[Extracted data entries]
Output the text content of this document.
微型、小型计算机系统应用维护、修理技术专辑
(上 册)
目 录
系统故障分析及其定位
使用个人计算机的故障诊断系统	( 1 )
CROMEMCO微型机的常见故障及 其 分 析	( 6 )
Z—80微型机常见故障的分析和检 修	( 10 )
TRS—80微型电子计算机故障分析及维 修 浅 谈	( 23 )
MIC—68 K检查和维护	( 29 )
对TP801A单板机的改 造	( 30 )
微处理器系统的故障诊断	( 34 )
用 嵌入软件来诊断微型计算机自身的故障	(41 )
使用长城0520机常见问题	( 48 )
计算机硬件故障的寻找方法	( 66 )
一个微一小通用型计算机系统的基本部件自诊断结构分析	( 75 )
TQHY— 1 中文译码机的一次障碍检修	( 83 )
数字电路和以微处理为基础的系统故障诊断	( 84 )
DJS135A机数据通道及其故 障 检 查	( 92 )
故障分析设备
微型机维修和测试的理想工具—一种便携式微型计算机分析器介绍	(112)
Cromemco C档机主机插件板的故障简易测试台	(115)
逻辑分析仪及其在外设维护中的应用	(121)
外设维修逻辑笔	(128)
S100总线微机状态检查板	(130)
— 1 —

# [What needs to be done]
Copy out each record exactly as given, omitting none.

# [Task response]
Output the text content of this document.
微型、小型计算机系统应用维护、修理技术专辑
(上 册)
目 录
系统故障分析及其定位
使用个人计算机的故障诊断系统	( 1 )
CROMEMCO微型机的常见故障及 其 分 析	( 6 )
Z—80微型机常见故障的分析和检 修	( 10 )
TRS—80微型电子计算机故障分析及维 修 浅 谈	( 23 )
MIC—68 K检查和维护	( 29 )
对TP801A单板机的改 造	( 30 )
微处理器系统的故障诊断	( 34 )
用 嵌入软件来诊断微型计算机自身的故障	(41 )
使用长城0520机常见问题	( 48 )
计算机硬件故障的寻找方法	( 66 )
一个微一小通用型计算机系统的基本部件自诊断结构分析	( 75 )
TQHY— 1 中文译码机的一次障碍检修	( 83 )
数字电路和以微处理为基础的系统故障诊断	( 84 )
DJS135A机数据通道及其故 障 检 查	( 92 )
故障分析设备
微型机维修和测试的理想工具—一种便携式微型计算机分析器介绍	(112)
Cromemco C档机主机插件板的故障简易测试台	(115)
逻辑分析仪及其在外设维护中的应用	(121)
外设维修逻辑笔	(128)
S100总线微机状态检查板	(130)
— 1 —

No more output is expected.